TASK DETAILS: Copy out each line that mentions the word "imports".

::::

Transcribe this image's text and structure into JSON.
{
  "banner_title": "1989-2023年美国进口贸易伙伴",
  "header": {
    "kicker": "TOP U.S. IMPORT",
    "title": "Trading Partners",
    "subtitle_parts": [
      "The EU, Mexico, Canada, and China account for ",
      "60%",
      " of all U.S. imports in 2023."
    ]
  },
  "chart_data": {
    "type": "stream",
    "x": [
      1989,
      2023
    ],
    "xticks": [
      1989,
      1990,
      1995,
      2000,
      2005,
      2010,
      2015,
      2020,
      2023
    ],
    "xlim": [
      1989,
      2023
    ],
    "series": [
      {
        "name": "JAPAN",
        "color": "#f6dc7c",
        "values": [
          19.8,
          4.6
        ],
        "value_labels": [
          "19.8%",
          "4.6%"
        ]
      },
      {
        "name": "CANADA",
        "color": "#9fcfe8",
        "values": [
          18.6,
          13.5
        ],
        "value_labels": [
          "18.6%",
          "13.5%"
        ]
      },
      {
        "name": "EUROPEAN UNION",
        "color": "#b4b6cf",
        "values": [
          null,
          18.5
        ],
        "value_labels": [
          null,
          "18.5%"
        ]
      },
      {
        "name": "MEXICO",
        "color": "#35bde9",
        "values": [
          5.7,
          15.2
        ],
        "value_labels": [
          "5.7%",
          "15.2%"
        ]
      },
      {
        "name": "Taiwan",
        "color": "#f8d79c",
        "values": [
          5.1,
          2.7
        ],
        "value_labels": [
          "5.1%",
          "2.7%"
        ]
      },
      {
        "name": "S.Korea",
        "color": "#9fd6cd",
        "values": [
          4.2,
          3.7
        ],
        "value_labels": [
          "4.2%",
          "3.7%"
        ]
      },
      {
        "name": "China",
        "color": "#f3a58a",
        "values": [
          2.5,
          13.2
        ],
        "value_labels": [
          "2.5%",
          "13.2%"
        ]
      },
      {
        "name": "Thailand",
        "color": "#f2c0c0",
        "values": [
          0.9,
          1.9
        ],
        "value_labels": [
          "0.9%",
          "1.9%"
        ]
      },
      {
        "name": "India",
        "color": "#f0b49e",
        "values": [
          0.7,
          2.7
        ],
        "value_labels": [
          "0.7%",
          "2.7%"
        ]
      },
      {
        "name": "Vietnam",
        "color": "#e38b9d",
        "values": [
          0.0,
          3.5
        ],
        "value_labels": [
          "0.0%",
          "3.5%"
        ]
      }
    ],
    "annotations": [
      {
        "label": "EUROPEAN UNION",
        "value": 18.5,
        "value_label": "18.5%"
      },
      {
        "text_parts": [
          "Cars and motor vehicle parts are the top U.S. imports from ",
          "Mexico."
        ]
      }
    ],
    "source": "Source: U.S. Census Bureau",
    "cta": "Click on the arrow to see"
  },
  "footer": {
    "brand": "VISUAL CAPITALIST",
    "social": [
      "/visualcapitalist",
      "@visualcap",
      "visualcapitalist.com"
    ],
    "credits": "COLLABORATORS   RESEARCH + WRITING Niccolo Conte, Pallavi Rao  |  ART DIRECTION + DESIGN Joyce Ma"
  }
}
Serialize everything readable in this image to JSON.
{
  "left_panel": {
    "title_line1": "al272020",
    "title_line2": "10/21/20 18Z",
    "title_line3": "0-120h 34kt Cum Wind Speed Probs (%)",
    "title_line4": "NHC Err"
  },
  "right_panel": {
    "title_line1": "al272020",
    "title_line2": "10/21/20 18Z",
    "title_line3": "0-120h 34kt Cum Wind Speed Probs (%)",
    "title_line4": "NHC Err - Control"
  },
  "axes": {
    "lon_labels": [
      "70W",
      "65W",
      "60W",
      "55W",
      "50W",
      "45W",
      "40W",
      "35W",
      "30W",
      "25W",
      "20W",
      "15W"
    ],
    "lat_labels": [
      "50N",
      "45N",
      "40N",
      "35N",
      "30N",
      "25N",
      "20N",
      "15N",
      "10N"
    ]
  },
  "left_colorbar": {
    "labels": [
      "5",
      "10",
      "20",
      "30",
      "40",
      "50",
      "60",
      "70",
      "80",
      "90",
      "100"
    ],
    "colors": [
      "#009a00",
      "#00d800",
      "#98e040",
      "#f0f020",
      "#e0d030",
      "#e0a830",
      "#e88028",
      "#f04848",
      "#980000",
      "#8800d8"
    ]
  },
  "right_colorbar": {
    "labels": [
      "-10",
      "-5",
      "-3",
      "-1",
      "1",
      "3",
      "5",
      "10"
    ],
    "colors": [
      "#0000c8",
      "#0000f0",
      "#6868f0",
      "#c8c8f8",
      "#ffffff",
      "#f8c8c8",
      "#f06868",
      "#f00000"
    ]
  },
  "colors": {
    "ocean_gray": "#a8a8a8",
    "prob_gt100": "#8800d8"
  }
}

::::

ANSWER BELOW:
      " of all U.S. imports in 2023."
          "Cars and motor vehicle parts are the top U.S. imports from ",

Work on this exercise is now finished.